◆ **GOAL**:
Scan the listing below. Report each line that includes "subtitle".

◆ **RECORDS PROVIDED**:
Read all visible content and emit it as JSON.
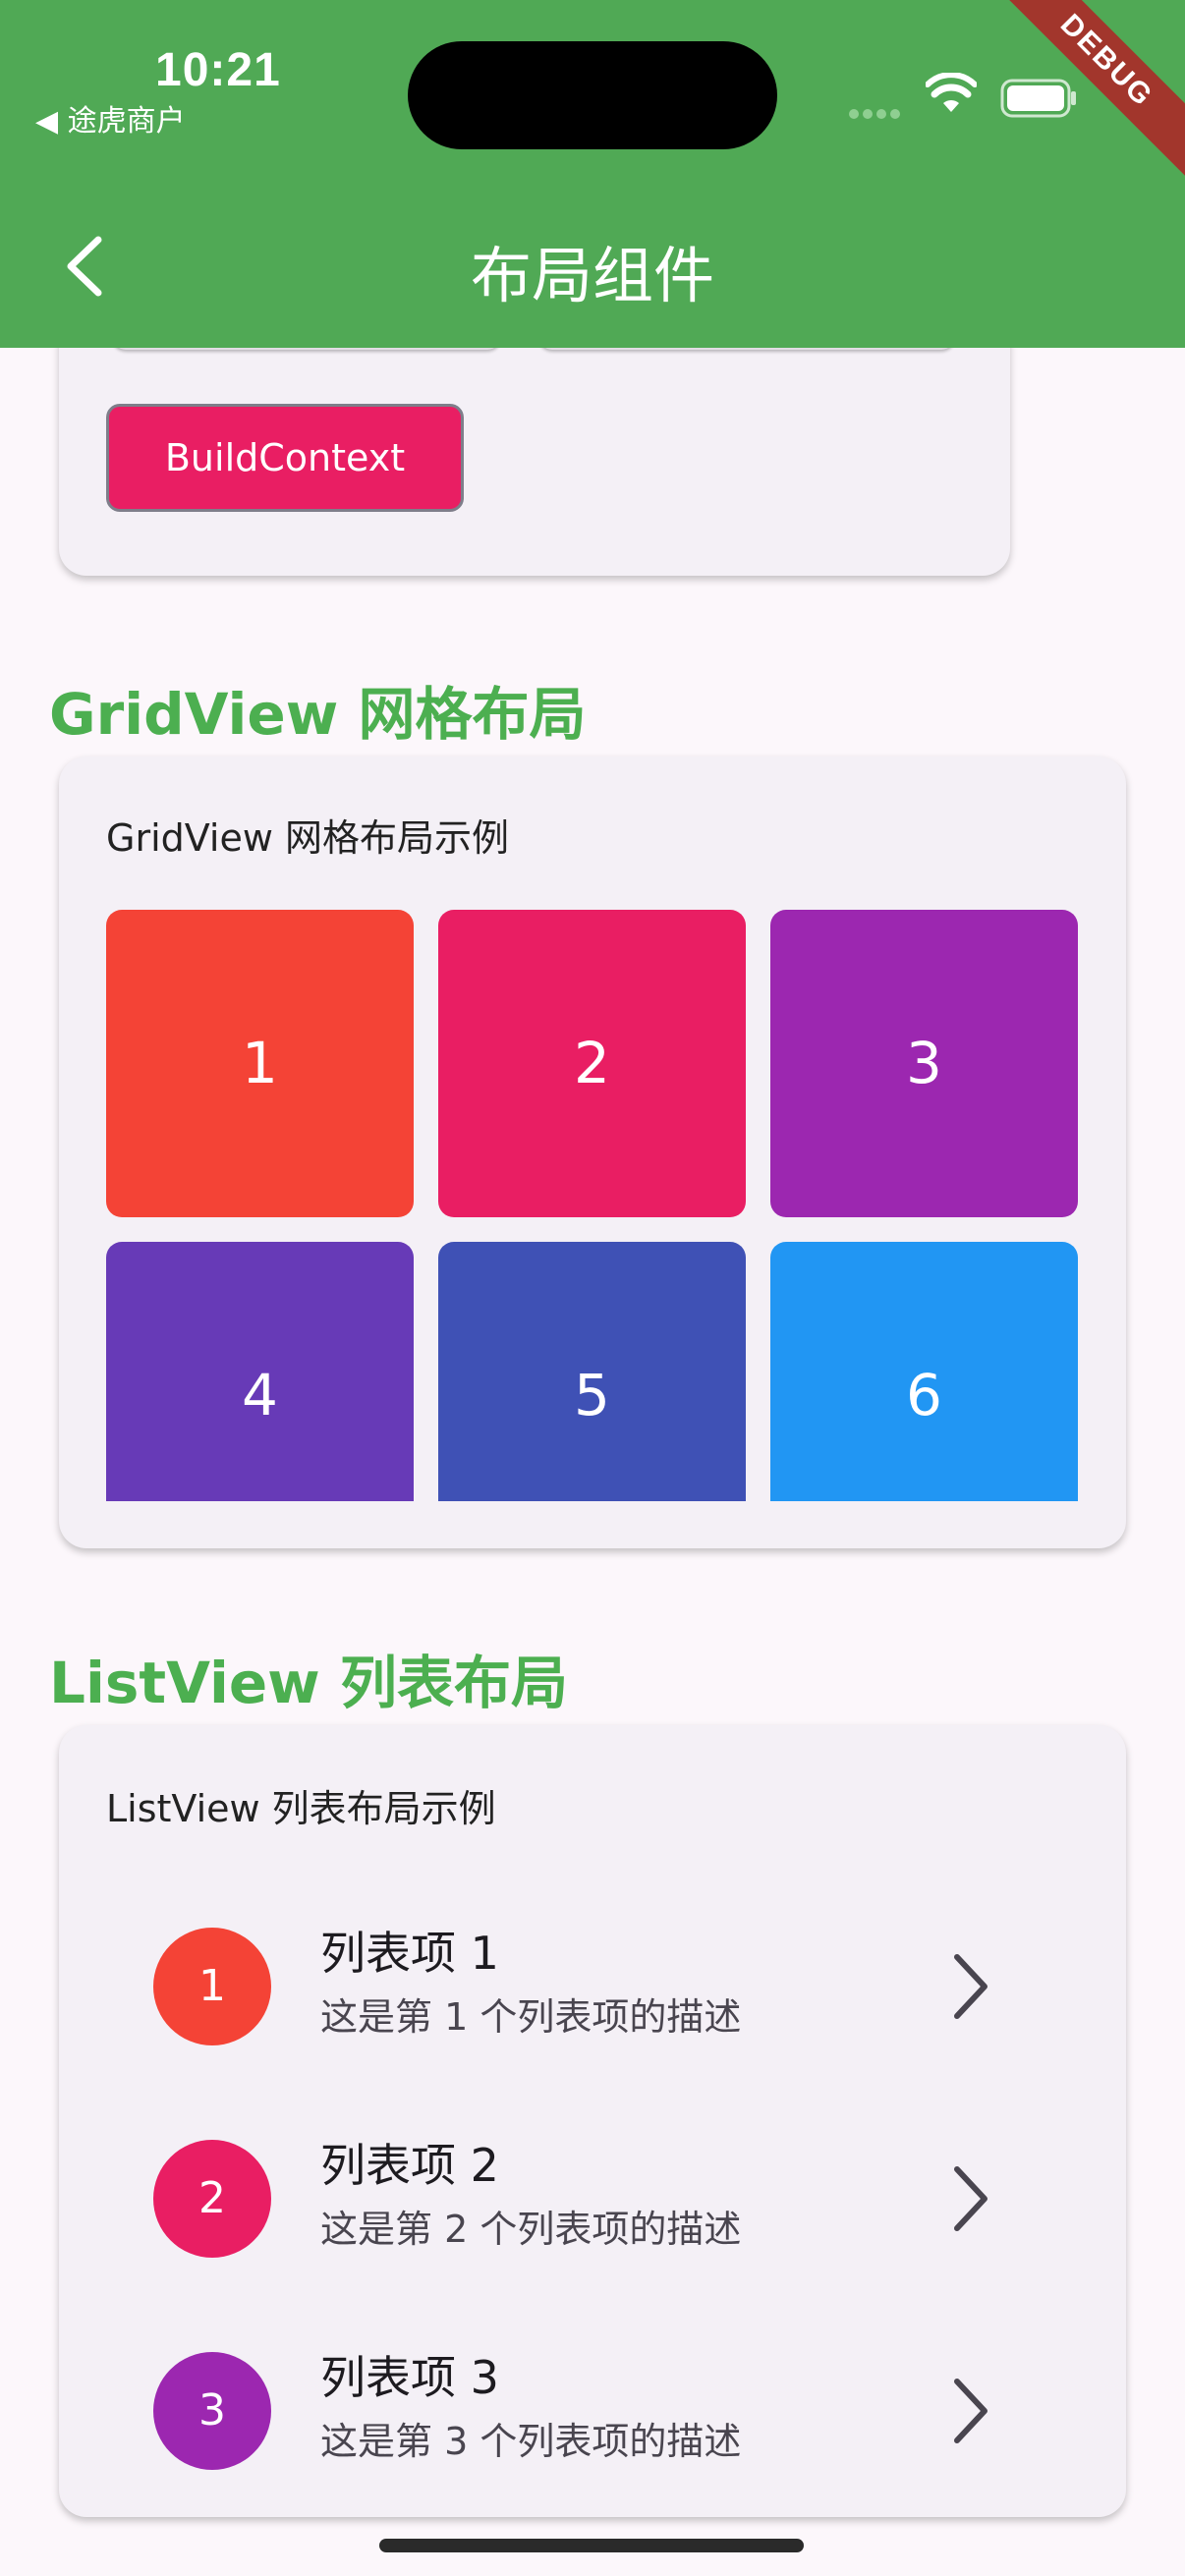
{
  "status_bar": {
    "time": "10:21",
    "back_app": "◀ 途虎商户"
  },
  "debug_banner": "DEBUG",
  "app_bar": {
    "title": "布局组件"
  },
  "prev_section": {
    "chip_label": "BuildContext"
  },
  "grid_section": {
    "title": "GridView 网格布局",
    "caption": "GridView 网格布局示例",
    "tiles": [
      {
        "label": "1",
        "color": "#f44336"
      },
      {
        "label": "2",
        "color": "#e91e63"
      },
      {
        "label": "3",
        "color": "#9c27b0"
      },
      {
        "label": "4",
        "color": "#673ab7"
      },
      {
        "label": "5",
        "color": "#3f51b5"
      },
      {
        "label": "6",
        "color": "#2196f3"
      }
    ]
  },
  "list_section": {
    "title": "ListView 列表布局",
    "caption": "ListView 列表布局示例",
    "items": [
      {
        "avatar": "1",
        "title": "列表项 1",
        "subtitle": "这是第 1 个列表项的描述",
        "color": "#f44336"
      },
      {
        "avatar": "2",
        "title": "列表项 2",
        "subtitle": "这是第 2 个列表项的描述",
        "color": "#e91e63"
      },
      {
        "avatar": "3",
        "title": "列表项 3",
        "subtitle": "这是第 3 个列表项的描述",
        "color": "#9c27b0"
      }
    ]
  },
  "colors": {
    "app_bar": "#50a955",
    "section_title": "#4caf50",
    "card": "#f4f0f6"
  },
  "icons": [
    "back-arrow-icon",
    "wifi-icon",
    "battery-icon",
    "chevron-right-icon"
  ]
}
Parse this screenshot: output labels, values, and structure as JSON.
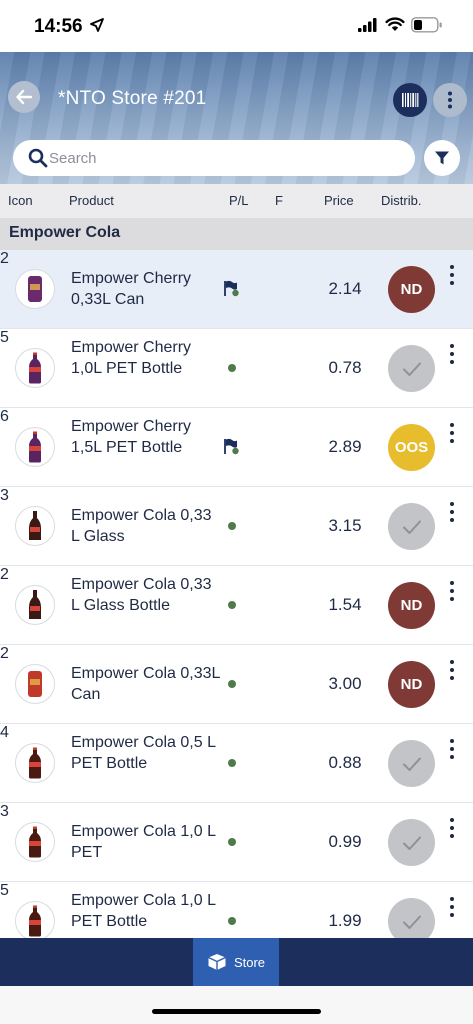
{
  "status": {
    "time": "14:56"
  },
  "header": {
    "title": "*NTO Store #201"
  },
  "search": {
    "placeholder": "Search"
  },
  "columns": {
    "icon": "Icon",
    "product": "Product",
    "pl": "P/L",
    "f": "F",
    "price": "Price",
    "distrib": "Distrib."
  },
  "group": {
    "name": "Empower Cola"
  },
  "products": [
    {
      "name": "Empower Cherry 0,33L Can",
      "pl": "flag",
      "facings": "2",
      "price": "2.14",
      "distrib": "ND",
      "status": "nd",
      "pack": "can",
      "color": "#6b2a6b",
      "selected": true
    },
    {
      "name": "Empower Cherry 1,0L PET Bottle",
      "pl": "dot",
      "facings": "5",
      "price": "0.78",
      "distrib": "",
      "status": "ok",
      "pack": "bottle",
      "color": "#5a2463"
    },
    {
      "name": "Empower Cherry 1,5L PET Bottle",
      "pl": "flag",
      "facings": "6",
      "price": "2.89",
      "distrib": "OOS",
      "status": "oos",
      "pack": "bottle",
      "color": "#5a2463"
    },
    {
      "name": "Empower Cola 0,33 L Glass",
      "pl": "dot",
      "facings": "3",
      "price": "3.15",
      "distrib": "",
      "status": "ok",
      "pack": "glass",
      "color": "#3a1a14"
    },
    {
      "name": "Empower Cola 0,33 L Glass Bottle",
      "pl": "dot",
      "facings": "2",
      "price": "1.54",
      "distrib": "ND",
      "status": "nd",
      "pack": "glass",
      "color": "#3a1a14"
    },
    {
      "name": "Empower Cola 0,33L Can",
      "pl": "dot",
      "facings": "2",
      "price": "3.00",
      "distrib": "ND",
      "status": "nd",
      "pack": "can",
      "color": "#c0392b"
    },
    {
      "name": "Empower Cola 0,5 L PET Bottle",
      "pl": "dot",
      "facings": "4",
      "price": "0.88",
      "distrib": "",
      "status": "ok",
      "pack": "bottle",
      "color": "#4a1a12"
    },
    {
      "name": "Empower Cola 1,0 L PET",
      "pl": "dot",
      "facings": "3",
      "price": "0.99",
      "distrib": "",
      "status": "ok",
      "pack": "bottle",
      "color": "#4a1a12"
    },
    {
      "name": "Empower Cola 1,0 L PET Bottle",
      "pl": "dot",
      "facings": "5",
      "price": "1.99",
      "distrib": "",
      "status": "ok",
      "pack": "bottle",
      "color": "#4a1a12"
    }
  ],
  "bottom_nav": {
    "store_label": "Store"
  },
  "icons": [
    "location-arrow-icon",
    "signal-icon",
    "wifi-icon",
    "battery-icon",
    "back-arrow-icon",
    "barcode-icon",
    "more-vertical-icon",
    "search-icon",
    "filter-icon",
    "store-box-icon",
    "checkmark-icon",
    "flag-icon"
  ]
}
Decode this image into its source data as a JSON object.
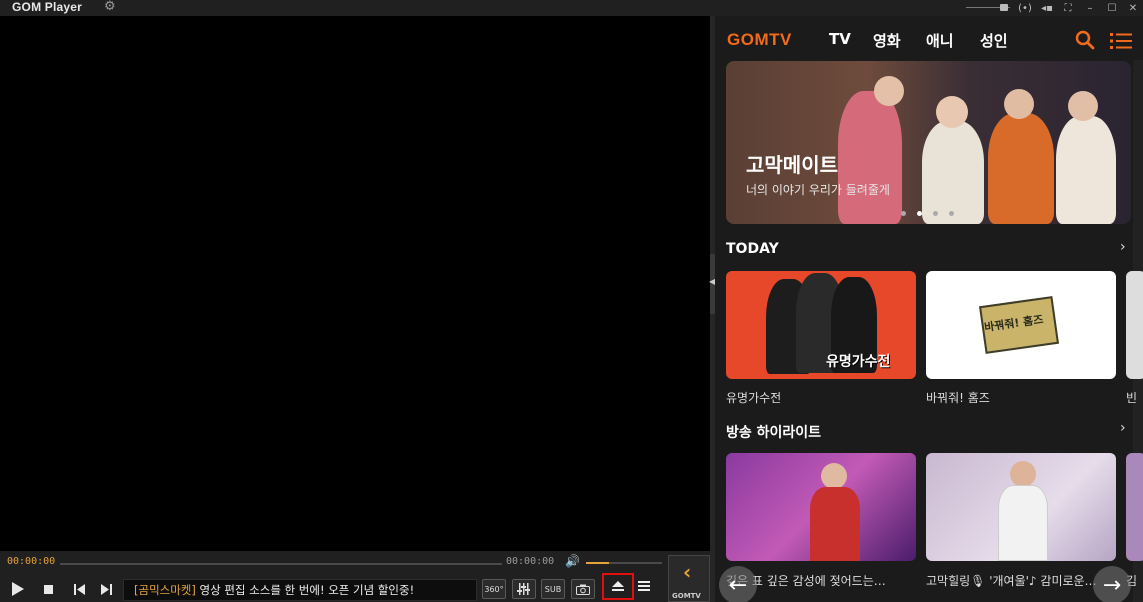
{
  "titlebar": {
    "app_title": "GOM Player",
    "controls": [
      "—",
      "(•)",
      "◂▪",
      "⛶",
      "–",
      "☐",
      "✕"
    ]
  },
  "player": {
    "time_current": "00:00:00",
    "time_total": "00:00:00",
    "volume_level": 0.3,
    "ticker_tag": "[곰믹스마켓]",
    "ticker_text": " 영상 편집 소스를 한 번에! 오픈 기념 할인중!",
    "btn_360": "360°",
    "btn_sub": "SUB",
    "gomtv_label": "GOMTV"
  },
  "panel": {
    "logo": "GOMTV",
    "nav": [
      "TV",
      "영화",
      "애니",
      "성인"
    ],
    "banner": {
      "title": "고막메이트",
      "subtitle": "너의 이야기 우리가 들려줄게"
    },
    "sections": [
      {
        "title": "TODAY",
        "cards": [
          {
            "label": "유명가수전",
            "art_text": "유명가수전"
          },
          {
            "label": "바꿔줘! 홈즈",
            "art_text": "바꿔줘! 홈즈"
          },
          {
            "label": "빈"
          }
        ]
      },
      {
        "title": "방송 하이라이트",
        "cards": [
          {
            "label": "깊은 표 깊은 감성에 젖어드는…"
          },
          {
            "label": "고막힐링🎙 '개여울'♪ 감미로운…"
          },
          {
            "label": "김"
          }
        ]
      }
    ]
  },
  "colors": {
    "accent": "#e3a33a",
    "gomtv_orange": "#f26a1b",
    "highlight_red": "#e01010"
  }
}
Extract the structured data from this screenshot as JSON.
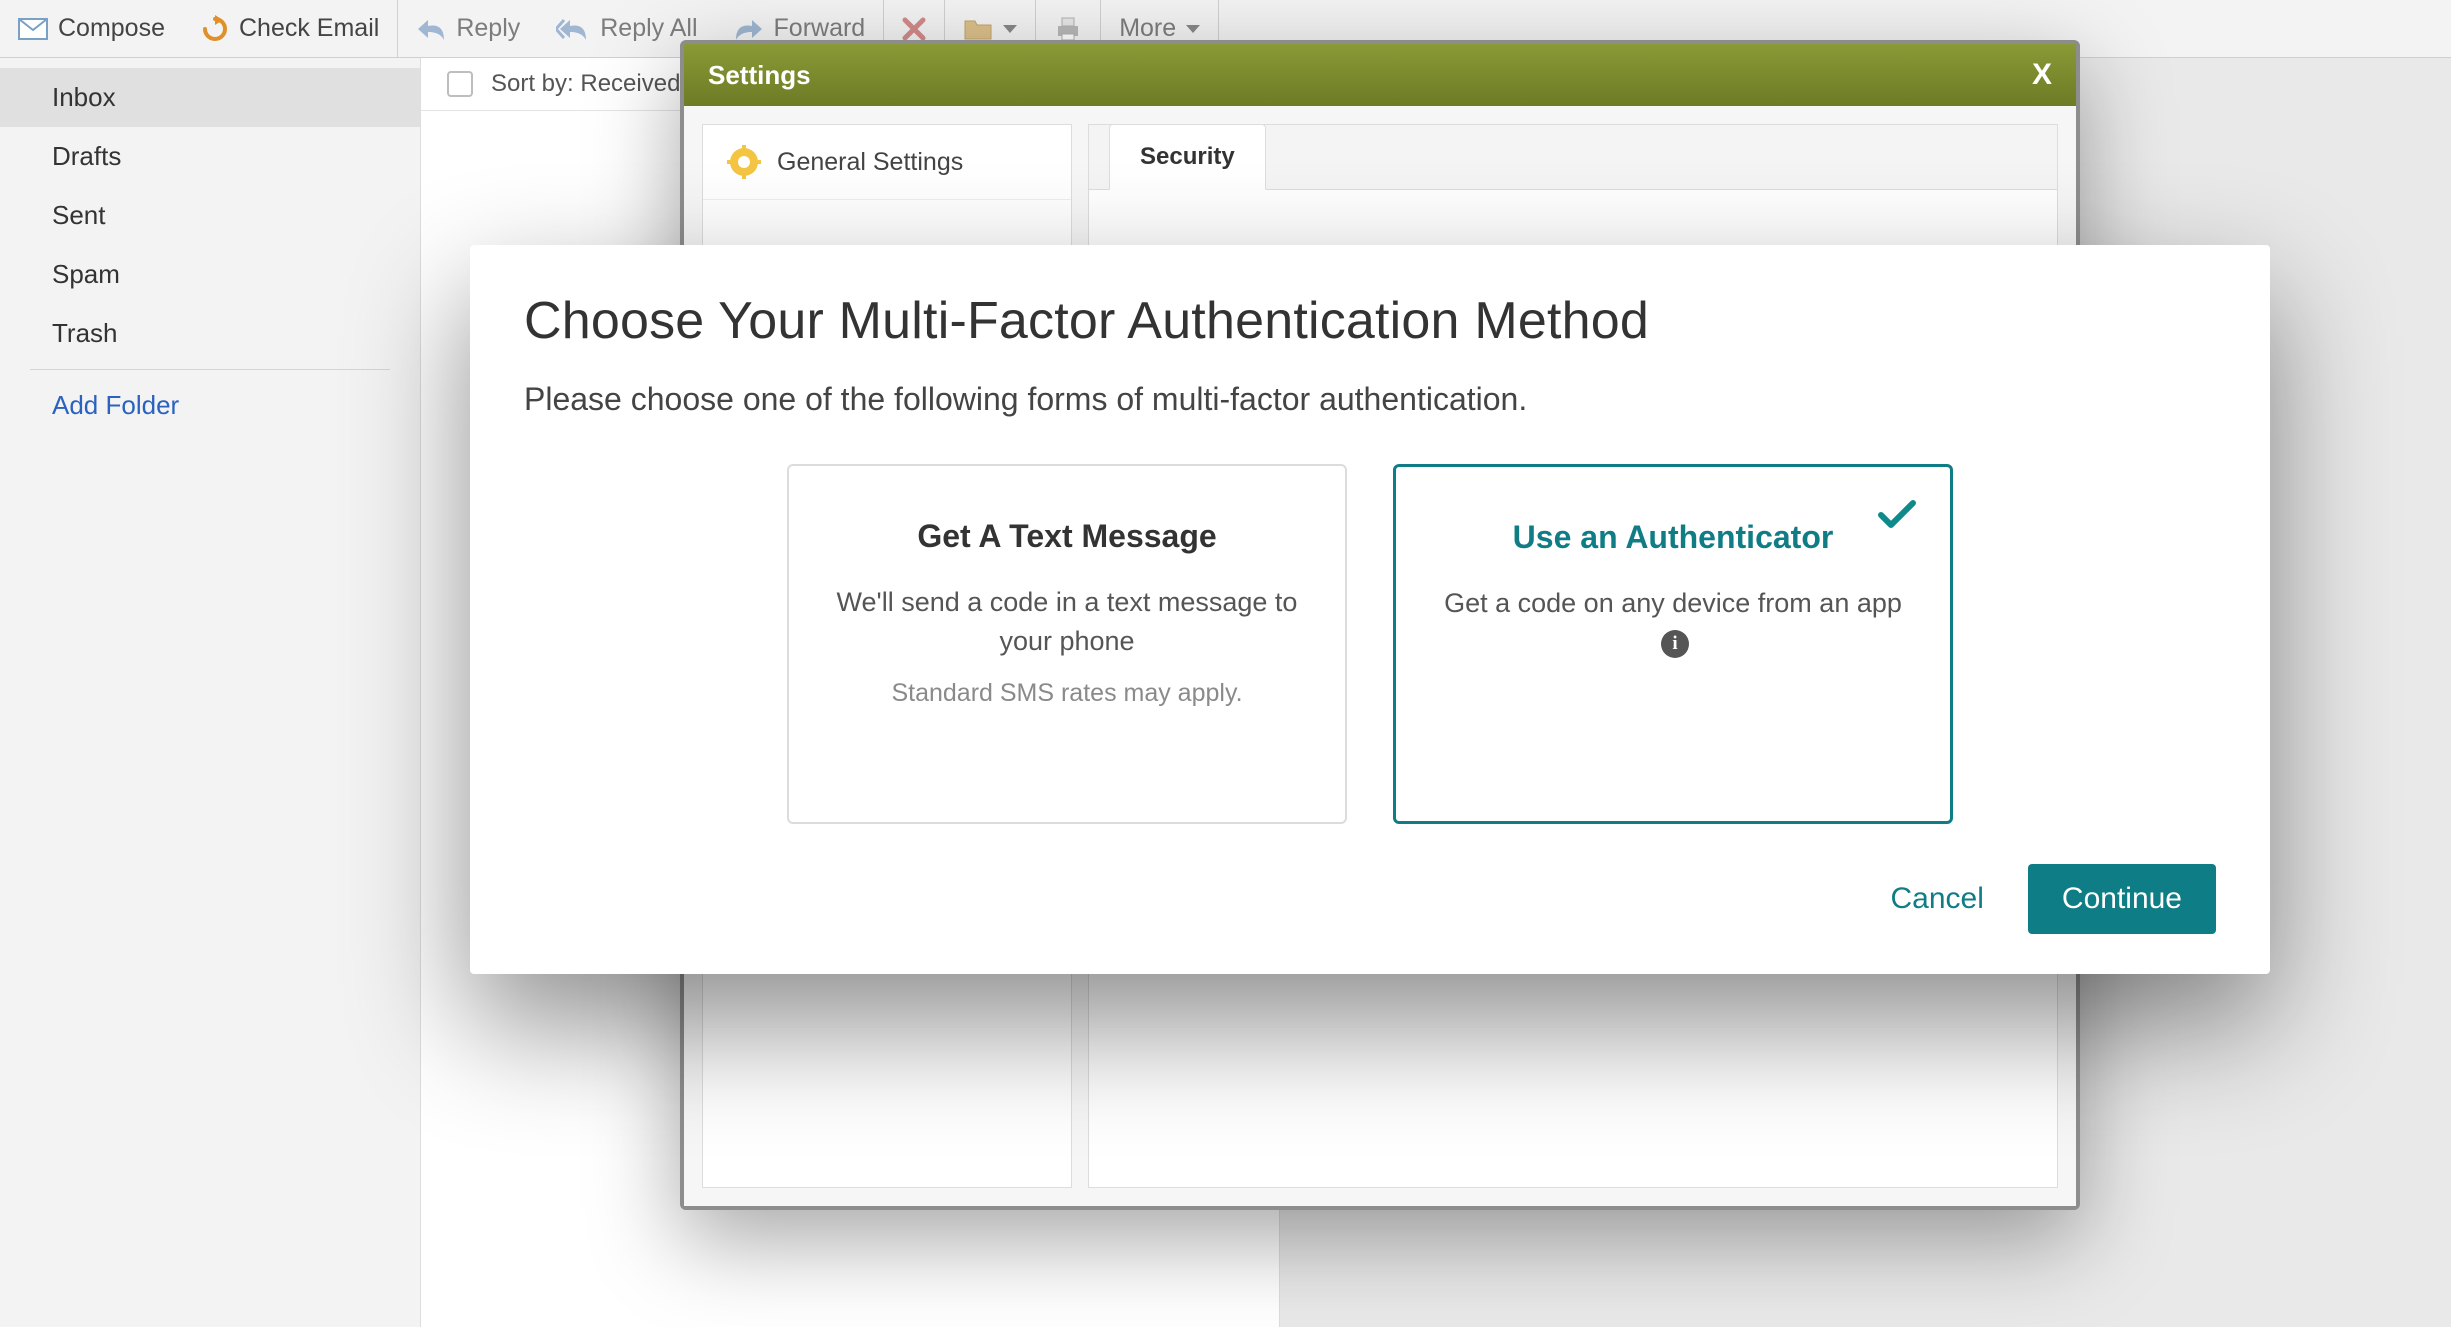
{
  "toolbar": {
    "compose": "Compose",
    "check": "Check Email",
    "reply": "Reply",
    "reply_all": "Reply All",
    "forward": "Forward",
    "more": "More"
  },
  "sidebar": {
    "folders": [
      "Inbox",
      "Drafts",
      "Sent",
      "Spam",
      "Trash"
    ],
    "add_folder": "Add Folder"
  },
  "list": {
    "sort_label": "Sort by: Received"
  },
  "settings_dialog": {
    "title": "Settings",
    "nav_general": "General Settings",
    "tab_security": "Security"
  },
  "mfa_modal": {
    "title": "Choose Your Multi-Factor Authentication Method",
    "subtitle": "Please choose one of the following forms of multi-factor authentication.",
    "option_sms_title": "Get A Text Message",
    "option_sms_desc": "We'll send a code in a text message to your phone",
    "option_sms_fine": "Standard SMS rates may apply.",
    "option_auth_title": "Use an Authenticator",
    "option_auth_desc": "Get a code on any device from an app",
    "cancel": "Cancel",
    "continue": "Continue"
  }
}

◆ **TASK SOLUTION**:
        "subtitle": "这是第 1 个列表项的描述",
        "subtitle": "这是第 2 个列表项的描述",
        "subtitle": "这是第 3 个列表项的描述",
      "subtitle": "너의 이야기 우리가 들려줄게"
    "subtitle": "Please choose one of the following forms of multi-factor authentication.",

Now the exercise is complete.